The required output is the line that contains "Convert this document image to plain text." plus every line after it in the listing below, copied exactly as it appears.

** Input **
:::::

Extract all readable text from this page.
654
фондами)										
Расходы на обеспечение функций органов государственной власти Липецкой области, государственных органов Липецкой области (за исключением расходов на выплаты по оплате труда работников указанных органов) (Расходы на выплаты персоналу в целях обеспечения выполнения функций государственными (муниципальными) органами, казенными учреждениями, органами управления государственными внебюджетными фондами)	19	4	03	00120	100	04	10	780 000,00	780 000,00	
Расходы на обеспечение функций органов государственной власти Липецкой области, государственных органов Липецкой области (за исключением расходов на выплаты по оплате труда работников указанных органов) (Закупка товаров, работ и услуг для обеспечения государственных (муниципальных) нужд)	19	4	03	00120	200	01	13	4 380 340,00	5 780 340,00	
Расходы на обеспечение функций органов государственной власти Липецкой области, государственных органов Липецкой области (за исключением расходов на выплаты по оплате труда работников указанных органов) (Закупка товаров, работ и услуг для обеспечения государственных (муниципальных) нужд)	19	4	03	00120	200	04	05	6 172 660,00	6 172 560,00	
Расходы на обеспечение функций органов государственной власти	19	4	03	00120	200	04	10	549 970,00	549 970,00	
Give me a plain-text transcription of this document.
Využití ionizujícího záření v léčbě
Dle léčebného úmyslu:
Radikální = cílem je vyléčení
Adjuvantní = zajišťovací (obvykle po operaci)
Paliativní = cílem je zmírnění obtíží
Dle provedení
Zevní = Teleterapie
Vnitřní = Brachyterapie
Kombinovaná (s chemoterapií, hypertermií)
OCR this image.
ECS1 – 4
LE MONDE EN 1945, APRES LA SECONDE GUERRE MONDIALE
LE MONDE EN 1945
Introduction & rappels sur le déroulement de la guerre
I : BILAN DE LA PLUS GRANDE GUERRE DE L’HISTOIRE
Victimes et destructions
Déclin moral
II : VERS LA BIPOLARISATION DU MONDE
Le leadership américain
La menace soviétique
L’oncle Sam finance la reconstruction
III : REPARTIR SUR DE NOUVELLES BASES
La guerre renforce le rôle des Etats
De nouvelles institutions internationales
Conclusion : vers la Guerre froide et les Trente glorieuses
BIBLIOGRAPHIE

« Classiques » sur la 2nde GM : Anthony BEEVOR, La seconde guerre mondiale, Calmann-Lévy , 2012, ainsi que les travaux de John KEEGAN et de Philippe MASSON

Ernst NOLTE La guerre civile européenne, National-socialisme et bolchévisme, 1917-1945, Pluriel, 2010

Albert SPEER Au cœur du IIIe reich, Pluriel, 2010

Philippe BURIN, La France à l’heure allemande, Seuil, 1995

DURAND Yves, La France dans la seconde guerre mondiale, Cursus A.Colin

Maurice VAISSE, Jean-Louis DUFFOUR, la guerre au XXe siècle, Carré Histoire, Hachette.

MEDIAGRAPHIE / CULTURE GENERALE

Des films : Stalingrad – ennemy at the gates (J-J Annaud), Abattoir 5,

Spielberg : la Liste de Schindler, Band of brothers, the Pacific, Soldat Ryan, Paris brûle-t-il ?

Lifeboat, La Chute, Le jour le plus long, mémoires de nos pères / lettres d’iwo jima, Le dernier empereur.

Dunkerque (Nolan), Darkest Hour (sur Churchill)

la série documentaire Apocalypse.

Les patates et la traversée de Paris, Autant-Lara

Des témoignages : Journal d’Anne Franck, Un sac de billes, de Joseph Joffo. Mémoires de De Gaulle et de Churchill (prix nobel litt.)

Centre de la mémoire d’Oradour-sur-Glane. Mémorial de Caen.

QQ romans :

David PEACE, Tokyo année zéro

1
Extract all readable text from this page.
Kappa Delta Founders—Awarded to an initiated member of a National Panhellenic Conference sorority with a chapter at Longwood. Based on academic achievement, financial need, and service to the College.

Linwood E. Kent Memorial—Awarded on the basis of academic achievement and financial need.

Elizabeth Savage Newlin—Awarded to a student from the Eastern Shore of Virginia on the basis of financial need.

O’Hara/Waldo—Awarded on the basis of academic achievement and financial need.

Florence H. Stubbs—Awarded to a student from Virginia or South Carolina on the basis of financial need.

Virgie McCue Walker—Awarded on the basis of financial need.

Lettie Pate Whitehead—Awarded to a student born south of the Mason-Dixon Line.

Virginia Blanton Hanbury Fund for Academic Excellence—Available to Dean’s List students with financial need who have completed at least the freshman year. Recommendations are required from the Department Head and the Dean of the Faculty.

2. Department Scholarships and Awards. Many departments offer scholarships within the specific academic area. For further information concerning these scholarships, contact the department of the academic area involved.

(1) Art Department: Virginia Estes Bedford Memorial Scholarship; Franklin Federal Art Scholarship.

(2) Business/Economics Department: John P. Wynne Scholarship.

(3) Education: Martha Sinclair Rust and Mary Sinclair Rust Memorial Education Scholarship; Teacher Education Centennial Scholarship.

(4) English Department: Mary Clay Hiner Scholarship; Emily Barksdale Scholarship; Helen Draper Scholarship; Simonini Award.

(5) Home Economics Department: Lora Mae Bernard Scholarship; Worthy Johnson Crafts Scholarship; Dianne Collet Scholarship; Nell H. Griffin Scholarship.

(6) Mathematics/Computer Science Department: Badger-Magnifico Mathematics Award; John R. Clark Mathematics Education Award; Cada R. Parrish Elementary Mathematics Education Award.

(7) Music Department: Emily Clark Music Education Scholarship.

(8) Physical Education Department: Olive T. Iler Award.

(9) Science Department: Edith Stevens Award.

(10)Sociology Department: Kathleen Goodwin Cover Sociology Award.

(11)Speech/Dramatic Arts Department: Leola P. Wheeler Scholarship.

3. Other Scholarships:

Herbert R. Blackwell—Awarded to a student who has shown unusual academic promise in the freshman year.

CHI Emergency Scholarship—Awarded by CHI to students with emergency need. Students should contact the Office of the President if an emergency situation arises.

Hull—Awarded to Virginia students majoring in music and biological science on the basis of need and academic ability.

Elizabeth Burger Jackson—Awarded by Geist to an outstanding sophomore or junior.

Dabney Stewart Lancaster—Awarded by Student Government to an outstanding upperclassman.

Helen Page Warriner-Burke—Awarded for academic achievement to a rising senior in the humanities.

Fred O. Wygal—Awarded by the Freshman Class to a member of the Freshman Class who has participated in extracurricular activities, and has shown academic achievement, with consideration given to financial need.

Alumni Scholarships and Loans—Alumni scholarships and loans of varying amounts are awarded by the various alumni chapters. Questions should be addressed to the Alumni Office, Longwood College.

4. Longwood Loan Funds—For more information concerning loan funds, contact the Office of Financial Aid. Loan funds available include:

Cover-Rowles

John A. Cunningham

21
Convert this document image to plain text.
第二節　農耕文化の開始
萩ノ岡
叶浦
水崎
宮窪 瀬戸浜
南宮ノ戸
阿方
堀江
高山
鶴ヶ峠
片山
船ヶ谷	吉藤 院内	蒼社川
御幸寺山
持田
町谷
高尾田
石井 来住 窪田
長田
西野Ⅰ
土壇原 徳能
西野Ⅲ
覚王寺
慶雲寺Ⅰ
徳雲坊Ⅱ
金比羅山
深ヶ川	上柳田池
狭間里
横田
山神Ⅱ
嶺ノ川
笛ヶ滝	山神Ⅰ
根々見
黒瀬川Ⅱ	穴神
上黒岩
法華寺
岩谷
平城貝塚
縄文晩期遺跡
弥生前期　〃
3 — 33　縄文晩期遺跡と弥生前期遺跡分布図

:::::

** Result of the task **
Convert this document image to plain text.
第二節　農耕文化の開始
萩ノ岡
叶浦
水崎
宮窪 瀬戸浜
南宮ノ戸
阿方
堀江
高山
鶴ヶ峠
片山
船ヶ谷	吉藤 院内	蒼社川
御幸寺山
持田
町谷
高尾田
石井 来住 窪田
長田
西野Ⅰ
土壇原 徳能
西野Ⅲ
覚王寺
慶雲寺Ⅰ
徳雲坊Ⅱ
金比羅山
深ヶ川	上柳田池
狭間里
横田
山神Ⅱ
嶺ノ川
笛ヶ滝	山神Ⅰ
根々見
黒瀬川Ⅱ	穴神
上黒岩
法華寺
岩谷
平城貝塚
縄文晩期遺跡
弥生前期　〃
3 — 33　縄文晩期遺跡と弥生前期遺跡分布図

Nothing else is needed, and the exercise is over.